## Collected data entries
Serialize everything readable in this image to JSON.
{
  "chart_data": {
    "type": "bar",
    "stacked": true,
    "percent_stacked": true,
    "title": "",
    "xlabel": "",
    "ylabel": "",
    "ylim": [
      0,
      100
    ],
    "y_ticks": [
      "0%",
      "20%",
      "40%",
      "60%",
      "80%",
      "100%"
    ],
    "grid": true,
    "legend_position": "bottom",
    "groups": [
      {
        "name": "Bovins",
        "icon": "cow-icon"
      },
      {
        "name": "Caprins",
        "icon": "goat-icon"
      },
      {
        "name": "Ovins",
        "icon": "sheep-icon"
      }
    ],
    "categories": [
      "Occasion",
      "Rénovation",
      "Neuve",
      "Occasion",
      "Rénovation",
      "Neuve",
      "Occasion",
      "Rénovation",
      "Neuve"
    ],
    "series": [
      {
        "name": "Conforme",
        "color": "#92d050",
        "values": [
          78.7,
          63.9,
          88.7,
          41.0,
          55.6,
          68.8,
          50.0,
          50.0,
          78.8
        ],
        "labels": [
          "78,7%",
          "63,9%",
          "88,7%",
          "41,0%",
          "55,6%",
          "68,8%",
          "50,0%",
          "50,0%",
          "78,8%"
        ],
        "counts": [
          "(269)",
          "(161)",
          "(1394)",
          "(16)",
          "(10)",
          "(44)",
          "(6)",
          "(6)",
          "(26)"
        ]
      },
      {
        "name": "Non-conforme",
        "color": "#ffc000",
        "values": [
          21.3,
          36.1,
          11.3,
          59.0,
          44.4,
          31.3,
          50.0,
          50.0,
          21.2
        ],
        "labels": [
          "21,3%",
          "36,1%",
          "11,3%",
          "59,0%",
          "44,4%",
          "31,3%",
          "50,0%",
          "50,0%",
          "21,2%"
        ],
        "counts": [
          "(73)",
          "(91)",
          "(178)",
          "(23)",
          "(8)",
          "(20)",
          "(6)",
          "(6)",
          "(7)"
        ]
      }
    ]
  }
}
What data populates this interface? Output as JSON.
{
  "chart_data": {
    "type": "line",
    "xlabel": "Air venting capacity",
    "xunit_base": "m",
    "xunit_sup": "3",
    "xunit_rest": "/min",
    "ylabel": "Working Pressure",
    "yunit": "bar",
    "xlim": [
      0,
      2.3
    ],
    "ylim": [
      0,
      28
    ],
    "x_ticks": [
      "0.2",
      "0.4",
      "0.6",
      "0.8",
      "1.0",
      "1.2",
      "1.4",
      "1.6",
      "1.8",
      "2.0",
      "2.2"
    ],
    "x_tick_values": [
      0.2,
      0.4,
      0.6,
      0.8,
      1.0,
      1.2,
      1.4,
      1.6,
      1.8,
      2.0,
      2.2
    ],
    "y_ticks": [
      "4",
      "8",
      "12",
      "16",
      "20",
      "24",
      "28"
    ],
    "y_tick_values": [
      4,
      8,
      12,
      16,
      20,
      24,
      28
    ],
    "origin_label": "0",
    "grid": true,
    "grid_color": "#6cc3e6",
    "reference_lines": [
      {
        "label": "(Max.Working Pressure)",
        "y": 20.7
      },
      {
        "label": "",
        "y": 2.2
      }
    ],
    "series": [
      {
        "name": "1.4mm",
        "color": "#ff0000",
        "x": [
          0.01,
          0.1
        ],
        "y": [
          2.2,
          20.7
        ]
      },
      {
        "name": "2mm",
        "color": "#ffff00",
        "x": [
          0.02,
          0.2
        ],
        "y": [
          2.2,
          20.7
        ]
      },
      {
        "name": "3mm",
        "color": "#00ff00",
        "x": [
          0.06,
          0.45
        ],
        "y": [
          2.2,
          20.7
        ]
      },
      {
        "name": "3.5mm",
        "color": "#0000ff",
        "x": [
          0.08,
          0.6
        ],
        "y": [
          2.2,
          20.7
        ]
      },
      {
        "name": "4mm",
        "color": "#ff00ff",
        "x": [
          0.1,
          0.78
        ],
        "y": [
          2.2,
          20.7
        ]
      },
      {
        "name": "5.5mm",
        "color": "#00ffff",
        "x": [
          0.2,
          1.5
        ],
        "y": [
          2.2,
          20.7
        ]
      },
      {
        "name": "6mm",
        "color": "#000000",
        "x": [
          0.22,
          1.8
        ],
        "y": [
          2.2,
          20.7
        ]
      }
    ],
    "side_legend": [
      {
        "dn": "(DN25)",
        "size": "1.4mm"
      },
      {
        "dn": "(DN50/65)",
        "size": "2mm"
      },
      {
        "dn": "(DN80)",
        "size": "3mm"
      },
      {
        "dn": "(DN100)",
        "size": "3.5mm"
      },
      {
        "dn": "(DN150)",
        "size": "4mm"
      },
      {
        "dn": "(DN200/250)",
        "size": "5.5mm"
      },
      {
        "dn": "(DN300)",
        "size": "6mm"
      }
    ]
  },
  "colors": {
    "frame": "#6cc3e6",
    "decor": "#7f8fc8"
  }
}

## WHAT YOU ARE ASKED TO DO
Return every line holding the word "size" from the records.

## ANSWER FOR THE TASK
        "size": "1.4mm"
        "size": "2mm"
        "size": "3mm"
        "size": "3.5mm"
        "size": "4mm"
        "size": "5.5mm"
        "size": "6mm"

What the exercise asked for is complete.